» **STATED PROBLEM**
Pick out each line below that contains the word "udskiftning", treating uppercase and lowercase letters as distinct.
Start of INPUT
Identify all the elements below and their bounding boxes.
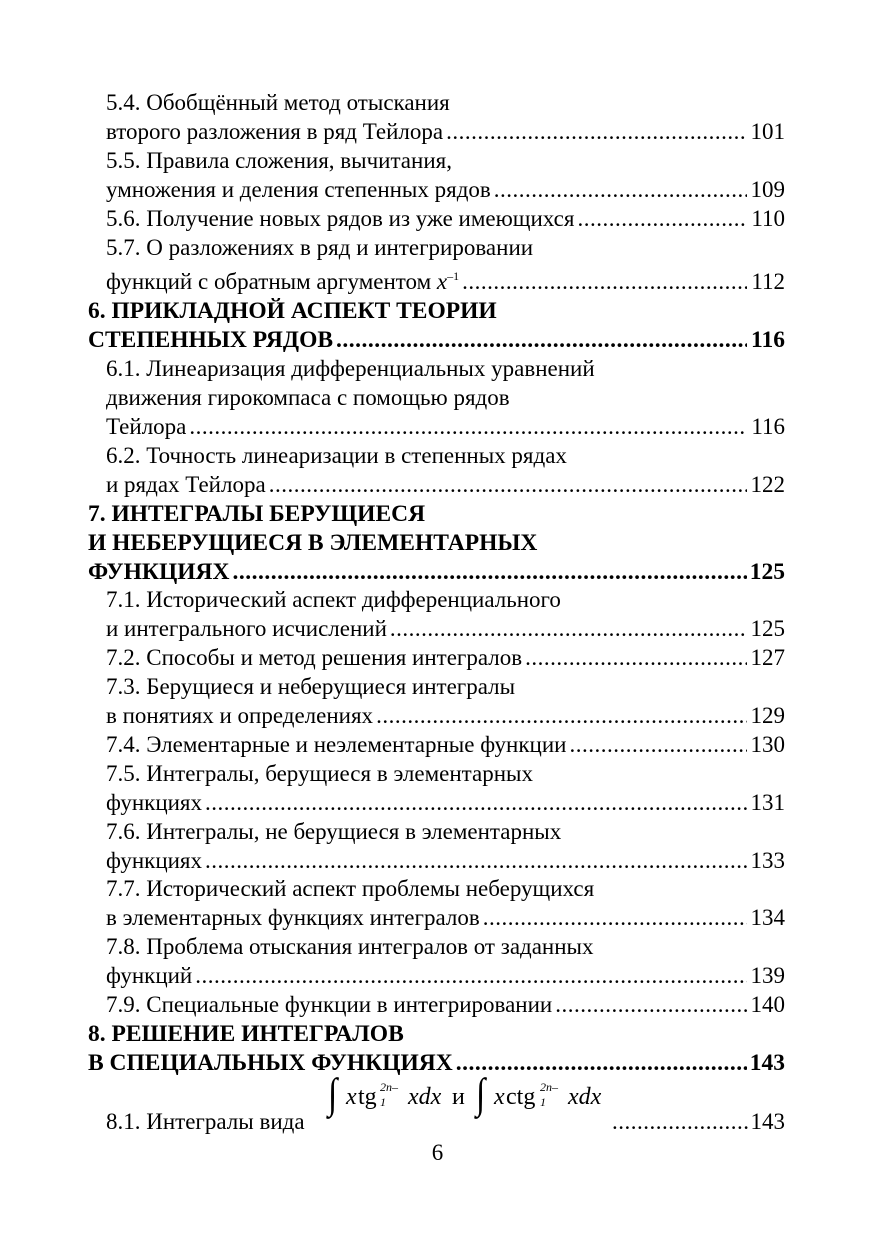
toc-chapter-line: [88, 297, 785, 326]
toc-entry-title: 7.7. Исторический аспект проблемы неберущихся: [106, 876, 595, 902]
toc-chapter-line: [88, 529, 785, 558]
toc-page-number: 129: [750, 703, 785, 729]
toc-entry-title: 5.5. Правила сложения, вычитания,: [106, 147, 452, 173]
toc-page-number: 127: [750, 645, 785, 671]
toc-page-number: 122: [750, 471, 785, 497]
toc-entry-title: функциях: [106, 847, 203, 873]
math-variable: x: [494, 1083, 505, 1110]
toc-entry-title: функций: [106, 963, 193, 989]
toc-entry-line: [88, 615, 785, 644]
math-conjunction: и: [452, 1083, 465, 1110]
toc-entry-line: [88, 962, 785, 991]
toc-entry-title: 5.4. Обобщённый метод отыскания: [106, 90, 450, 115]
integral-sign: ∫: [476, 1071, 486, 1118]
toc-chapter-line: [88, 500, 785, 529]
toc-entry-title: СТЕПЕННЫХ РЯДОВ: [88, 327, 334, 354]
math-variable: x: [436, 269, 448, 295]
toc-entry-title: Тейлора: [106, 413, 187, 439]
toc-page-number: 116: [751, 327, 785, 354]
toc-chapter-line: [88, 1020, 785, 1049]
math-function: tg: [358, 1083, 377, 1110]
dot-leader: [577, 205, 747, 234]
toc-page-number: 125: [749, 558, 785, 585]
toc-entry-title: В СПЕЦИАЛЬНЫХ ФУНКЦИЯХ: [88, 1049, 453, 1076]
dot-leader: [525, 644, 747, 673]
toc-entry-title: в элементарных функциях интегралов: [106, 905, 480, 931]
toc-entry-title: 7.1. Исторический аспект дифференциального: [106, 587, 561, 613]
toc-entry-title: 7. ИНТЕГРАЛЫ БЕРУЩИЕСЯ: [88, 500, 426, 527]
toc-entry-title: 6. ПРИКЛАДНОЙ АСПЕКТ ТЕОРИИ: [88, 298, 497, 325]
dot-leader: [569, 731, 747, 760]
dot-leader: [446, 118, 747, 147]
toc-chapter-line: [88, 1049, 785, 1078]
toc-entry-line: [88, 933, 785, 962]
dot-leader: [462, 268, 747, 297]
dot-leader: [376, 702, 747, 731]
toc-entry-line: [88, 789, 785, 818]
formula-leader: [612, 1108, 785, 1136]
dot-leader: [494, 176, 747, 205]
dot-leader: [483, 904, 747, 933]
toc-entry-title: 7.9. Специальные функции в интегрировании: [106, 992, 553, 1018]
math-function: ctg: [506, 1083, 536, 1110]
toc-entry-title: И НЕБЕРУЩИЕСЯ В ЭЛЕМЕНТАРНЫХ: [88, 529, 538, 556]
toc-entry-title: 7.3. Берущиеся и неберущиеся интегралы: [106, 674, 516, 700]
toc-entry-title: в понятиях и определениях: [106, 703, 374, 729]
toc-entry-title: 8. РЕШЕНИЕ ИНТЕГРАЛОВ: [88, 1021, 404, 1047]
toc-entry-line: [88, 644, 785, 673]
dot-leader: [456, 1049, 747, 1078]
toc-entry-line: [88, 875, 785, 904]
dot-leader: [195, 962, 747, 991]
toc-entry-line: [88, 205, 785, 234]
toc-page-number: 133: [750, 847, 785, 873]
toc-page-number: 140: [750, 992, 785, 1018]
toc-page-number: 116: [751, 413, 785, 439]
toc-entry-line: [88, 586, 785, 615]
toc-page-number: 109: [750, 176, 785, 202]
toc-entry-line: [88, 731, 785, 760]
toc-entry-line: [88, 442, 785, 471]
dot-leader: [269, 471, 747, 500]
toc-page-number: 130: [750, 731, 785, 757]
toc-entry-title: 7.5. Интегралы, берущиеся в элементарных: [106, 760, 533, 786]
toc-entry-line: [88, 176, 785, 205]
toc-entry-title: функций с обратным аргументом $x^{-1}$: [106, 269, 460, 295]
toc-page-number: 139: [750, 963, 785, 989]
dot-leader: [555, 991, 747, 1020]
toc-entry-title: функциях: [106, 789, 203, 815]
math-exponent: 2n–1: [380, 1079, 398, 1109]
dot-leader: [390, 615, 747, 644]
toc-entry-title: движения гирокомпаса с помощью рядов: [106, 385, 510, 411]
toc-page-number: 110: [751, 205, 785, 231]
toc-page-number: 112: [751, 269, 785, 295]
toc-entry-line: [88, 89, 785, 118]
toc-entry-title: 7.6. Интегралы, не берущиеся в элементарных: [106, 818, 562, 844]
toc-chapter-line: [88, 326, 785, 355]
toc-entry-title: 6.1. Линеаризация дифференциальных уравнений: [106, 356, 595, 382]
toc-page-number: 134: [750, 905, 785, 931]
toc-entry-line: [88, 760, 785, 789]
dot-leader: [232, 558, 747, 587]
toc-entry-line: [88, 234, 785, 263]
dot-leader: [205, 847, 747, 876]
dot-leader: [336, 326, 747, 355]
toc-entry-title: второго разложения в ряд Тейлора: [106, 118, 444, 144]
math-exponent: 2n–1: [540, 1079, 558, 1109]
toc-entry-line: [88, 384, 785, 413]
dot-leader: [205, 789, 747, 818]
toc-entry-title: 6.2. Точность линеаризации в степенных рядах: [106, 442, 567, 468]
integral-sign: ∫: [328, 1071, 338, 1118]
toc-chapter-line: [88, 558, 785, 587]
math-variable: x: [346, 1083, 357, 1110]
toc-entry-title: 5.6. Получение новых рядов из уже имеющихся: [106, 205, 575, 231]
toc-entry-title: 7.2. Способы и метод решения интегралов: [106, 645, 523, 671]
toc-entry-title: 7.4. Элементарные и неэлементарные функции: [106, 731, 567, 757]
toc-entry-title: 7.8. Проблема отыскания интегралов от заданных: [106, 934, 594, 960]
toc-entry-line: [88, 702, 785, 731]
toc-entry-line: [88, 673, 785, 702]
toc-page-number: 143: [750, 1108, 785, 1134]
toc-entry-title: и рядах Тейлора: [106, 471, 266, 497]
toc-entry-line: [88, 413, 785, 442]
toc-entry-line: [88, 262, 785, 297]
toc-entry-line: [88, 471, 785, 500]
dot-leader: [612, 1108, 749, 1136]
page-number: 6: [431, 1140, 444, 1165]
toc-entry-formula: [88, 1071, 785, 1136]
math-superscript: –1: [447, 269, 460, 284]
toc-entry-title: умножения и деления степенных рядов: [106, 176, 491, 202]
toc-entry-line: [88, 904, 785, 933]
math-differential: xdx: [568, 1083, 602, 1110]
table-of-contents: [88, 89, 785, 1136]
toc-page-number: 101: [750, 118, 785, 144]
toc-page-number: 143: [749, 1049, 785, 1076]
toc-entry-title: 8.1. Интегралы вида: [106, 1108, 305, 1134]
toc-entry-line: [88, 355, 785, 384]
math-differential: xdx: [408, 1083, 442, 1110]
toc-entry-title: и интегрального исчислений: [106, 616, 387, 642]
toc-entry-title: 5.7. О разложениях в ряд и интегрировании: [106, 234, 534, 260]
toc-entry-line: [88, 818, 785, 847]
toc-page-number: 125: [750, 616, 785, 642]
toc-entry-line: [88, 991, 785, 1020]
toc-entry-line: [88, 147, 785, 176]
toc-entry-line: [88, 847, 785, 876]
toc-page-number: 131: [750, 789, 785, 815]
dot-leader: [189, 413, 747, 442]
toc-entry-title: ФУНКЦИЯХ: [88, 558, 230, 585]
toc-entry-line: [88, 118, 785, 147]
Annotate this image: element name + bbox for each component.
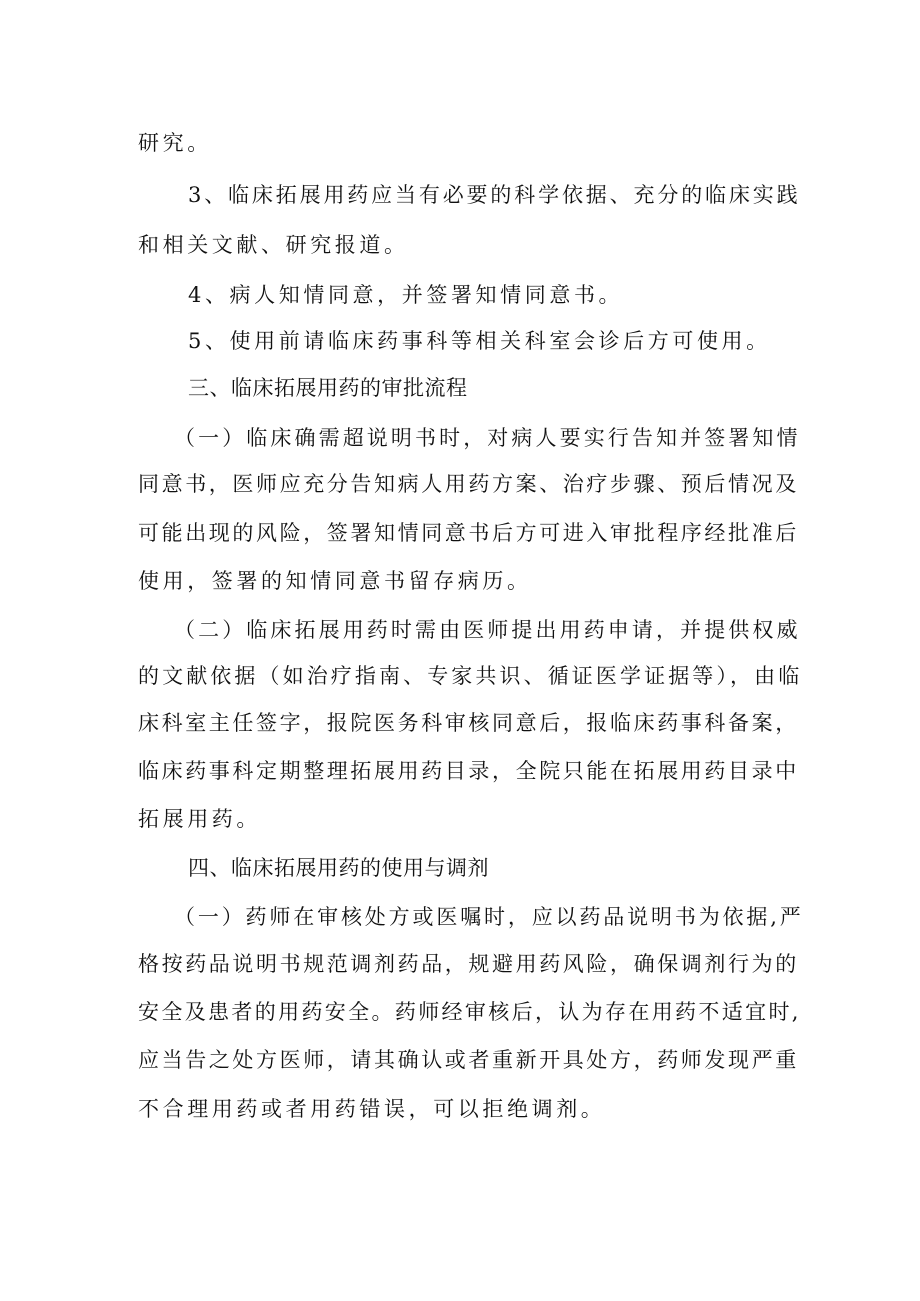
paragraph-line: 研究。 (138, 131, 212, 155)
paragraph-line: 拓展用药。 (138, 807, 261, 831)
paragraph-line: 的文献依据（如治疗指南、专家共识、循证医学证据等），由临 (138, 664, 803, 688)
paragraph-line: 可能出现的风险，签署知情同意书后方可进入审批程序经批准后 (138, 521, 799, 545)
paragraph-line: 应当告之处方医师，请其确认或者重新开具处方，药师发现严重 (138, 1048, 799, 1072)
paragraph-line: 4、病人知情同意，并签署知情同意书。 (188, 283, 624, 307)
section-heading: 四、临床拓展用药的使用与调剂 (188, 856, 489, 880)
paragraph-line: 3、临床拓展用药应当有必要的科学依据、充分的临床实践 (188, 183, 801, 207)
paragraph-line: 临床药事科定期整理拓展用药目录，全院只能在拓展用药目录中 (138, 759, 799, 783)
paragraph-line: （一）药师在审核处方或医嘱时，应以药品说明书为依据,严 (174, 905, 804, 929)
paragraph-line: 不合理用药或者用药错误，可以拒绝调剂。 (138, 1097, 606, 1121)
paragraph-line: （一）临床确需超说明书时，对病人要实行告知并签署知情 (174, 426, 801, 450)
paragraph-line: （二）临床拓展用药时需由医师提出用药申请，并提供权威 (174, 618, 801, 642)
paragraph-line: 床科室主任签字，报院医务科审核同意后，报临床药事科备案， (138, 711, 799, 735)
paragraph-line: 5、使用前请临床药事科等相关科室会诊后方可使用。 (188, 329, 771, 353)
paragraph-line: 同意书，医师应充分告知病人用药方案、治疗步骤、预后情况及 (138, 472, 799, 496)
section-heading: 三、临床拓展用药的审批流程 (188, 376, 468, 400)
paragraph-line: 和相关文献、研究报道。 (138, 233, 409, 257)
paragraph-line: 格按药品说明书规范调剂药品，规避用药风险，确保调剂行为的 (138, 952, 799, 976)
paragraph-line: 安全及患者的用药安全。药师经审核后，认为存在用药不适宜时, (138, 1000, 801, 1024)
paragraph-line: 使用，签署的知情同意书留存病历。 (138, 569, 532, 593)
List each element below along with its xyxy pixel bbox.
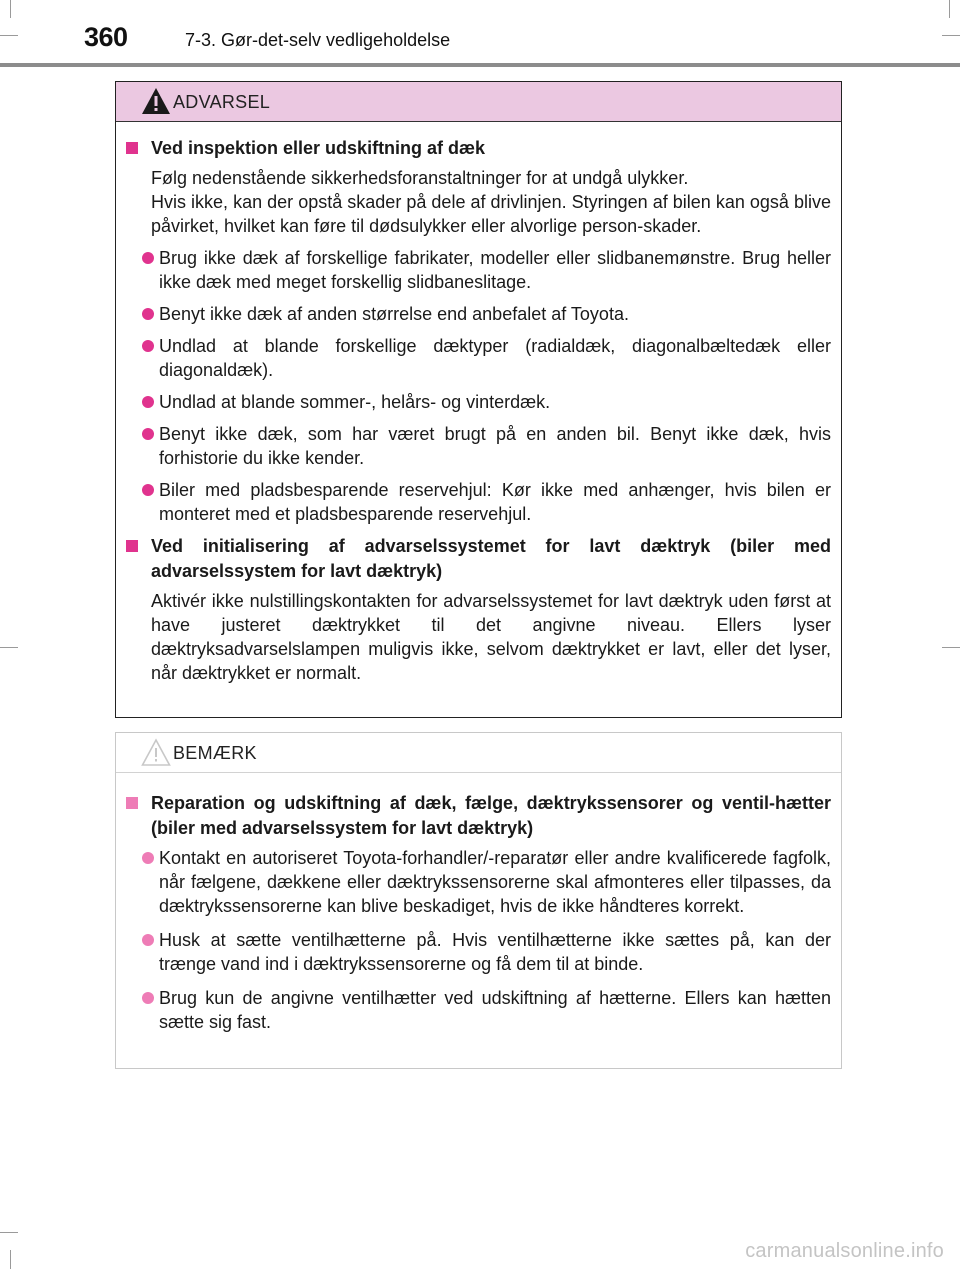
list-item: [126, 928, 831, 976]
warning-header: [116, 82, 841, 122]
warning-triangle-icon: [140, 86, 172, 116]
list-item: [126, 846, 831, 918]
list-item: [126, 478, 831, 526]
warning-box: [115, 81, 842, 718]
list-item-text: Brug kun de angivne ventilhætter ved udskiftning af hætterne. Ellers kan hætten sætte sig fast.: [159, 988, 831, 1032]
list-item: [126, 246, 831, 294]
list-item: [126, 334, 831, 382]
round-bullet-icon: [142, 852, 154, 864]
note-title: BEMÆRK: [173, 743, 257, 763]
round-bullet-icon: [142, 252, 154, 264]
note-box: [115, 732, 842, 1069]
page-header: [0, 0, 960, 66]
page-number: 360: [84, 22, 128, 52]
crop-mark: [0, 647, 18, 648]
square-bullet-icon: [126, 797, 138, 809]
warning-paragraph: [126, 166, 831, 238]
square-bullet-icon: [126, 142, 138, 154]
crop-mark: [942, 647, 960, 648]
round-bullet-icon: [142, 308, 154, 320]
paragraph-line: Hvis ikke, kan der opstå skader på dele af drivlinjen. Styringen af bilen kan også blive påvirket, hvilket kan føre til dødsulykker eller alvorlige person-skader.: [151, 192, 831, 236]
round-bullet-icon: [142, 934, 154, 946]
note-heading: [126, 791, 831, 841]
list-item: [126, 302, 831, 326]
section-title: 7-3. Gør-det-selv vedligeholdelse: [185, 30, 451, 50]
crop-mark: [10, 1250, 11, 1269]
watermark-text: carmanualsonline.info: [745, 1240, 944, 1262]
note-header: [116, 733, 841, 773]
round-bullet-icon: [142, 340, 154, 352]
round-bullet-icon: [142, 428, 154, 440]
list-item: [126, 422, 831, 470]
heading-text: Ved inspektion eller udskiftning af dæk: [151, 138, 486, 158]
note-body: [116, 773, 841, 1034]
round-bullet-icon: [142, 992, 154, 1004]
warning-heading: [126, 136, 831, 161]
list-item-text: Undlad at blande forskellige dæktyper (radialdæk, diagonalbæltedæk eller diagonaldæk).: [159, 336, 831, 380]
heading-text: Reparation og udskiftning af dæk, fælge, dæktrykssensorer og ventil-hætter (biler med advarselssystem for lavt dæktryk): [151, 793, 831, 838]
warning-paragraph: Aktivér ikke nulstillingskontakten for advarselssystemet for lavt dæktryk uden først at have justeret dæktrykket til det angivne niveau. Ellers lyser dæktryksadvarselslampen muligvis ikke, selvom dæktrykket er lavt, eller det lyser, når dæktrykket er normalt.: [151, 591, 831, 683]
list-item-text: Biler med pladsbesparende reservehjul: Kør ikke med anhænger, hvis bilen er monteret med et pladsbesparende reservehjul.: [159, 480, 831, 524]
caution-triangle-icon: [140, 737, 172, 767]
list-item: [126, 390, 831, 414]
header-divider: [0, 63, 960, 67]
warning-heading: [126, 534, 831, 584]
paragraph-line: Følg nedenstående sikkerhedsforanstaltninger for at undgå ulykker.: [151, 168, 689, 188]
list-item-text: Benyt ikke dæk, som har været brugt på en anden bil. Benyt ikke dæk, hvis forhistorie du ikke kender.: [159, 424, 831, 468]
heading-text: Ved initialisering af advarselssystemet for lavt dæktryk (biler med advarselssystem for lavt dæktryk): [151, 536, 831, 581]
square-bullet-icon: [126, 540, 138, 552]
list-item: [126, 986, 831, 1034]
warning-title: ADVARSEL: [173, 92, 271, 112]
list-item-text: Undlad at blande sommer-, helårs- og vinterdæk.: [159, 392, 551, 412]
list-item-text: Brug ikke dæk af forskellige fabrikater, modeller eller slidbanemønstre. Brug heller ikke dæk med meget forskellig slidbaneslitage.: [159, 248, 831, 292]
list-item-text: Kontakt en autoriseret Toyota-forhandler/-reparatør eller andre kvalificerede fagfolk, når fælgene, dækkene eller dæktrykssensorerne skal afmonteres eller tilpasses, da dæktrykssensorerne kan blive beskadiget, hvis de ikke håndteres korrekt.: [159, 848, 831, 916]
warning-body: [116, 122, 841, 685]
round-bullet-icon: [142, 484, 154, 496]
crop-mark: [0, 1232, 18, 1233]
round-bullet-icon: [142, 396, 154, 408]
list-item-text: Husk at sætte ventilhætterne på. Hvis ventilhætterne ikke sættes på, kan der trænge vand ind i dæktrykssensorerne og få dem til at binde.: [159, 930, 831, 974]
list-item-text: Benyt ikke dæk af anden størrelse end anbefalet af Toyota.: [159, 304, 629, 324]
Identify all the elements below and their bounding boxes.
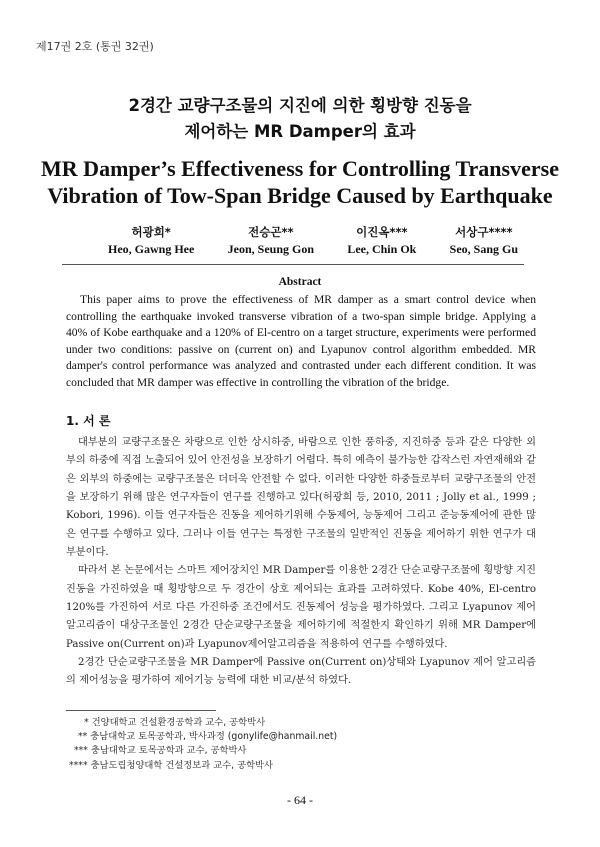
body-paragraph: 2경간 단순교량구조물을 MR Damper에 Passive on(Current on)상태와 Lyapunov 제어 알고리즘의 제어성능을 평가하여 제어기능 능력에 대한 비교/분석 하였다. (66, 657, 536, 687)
End of INPUT
» **TASK RESPONSE**
list-item-text: Brug kun de angivne ventilhætter ved udskiftning af hætterne. Ellers kan hætten sætte sig fast.: [159, 988, 831, 1032]
heading-text: Ved inspektion eller udskiftning af dæk: [151, 138, 486, 158]
heading-text: Reparation og udskiftning af dæk, fælge, dæktrykssensorer og ventil-hætter (biler med advarselssystem for lavt dæktryk): [151, 793, 831, 838]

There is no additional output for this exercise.